## GIVEN REQUEST 1
In the text about the film The Happy Life, what was the name of the college rock band that Sang-woo led?

## DOCUMENT EXTRACT
The Happy Life () is a 2007 South Korean film directed by Lee Joon-ik. The film sold 1,263,835 tickets nationwide .

Synopsis 
Sang-woo, the leader of college rock band Active Volcano, dies and sets up a reunion for Gi-yeong and the other members of the group. Former bass player Seong-wook lives a hand-to-mouth existence working two jobs. Drummer Hyeok-su is a single father struggling to make a living as a car salesman. The jobless lead guitarist Gi-yeong dreams of taking over Volcano as the new frontman. When he suggests they reform the band while the old friends reminisce at the funeral, they all spurn the idea. But Gi-yeong persists and gets each to relent, setting the stage for a rock and roll reunion.

## GIVEN REQUEST 2
Pick out each line of the records that contains the string "swatch".

## ROWS
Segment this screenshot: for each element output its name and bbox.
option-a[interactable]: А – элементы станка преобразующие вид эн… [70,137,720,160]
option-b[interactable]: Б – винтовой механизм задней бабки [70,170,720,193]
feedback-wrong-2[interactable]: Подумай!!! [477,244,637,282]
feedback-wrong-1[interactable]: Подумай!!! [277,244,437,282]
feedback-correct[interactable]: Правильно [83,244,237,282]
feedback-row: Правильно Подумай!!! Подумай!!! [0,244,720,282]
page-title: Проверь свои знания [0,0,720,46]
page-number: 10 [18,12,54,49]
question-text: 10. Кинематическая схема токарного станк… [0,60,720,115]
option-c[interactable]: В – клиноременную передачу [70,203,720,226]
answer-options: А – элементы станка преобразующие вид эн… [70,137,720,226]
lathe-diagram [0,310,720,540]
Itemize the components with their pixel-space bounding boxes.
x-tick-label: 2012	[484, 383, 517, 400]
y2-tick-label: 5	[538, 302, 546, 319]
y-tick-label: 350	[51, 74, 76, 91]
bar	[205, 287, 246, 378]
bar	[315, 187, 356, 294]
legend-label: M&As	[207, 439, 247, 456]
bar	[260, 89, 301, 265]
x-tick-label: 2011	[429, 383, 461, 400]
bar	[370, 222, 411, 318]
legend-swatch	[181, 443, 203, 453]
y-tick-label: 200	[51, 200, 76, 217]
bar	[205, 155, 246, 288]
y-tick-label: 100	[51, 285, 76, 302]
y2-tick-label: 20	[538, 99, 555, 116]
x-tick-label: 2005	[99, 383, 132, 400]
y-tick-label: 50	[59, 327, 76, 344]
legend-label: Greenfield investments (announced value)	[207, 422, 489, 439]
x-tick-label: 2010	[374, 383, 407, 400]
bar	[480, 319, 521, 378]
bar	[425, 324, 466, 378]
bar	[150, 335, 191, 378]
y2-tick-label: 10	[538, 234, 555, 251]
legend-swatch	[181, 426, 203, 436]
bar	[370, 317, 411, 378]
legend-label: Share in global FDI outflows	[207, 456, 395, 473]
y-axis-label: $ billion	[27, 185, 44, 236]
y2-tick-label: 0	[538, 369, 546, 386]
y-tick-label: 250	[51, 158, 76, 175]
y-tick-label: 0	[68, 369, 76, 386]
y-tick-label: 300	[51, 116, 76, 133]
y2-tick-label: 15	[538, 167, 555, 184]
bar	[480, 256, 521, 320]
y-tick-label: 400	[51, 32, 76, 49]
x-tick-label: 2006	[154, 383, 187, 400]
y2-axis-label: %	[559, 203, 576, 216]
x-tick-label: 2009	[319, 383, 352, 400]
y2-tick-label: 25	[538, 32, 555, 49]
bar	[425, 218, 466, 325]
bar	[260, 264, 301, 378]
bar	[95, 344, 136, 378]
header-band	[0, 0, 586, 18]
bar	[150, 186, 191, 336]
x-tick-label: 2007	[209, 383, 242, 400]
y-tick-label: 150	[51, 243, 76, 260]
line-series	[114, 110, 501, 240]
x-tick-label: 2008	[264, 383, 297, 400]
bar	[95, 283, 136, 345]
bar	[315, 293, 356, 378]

## REPLY 1
Active Volcano

## REPLY 2
legend-swatch	[181, 443, 203, 453]
legend-swatch	[181, 426, 203, 436]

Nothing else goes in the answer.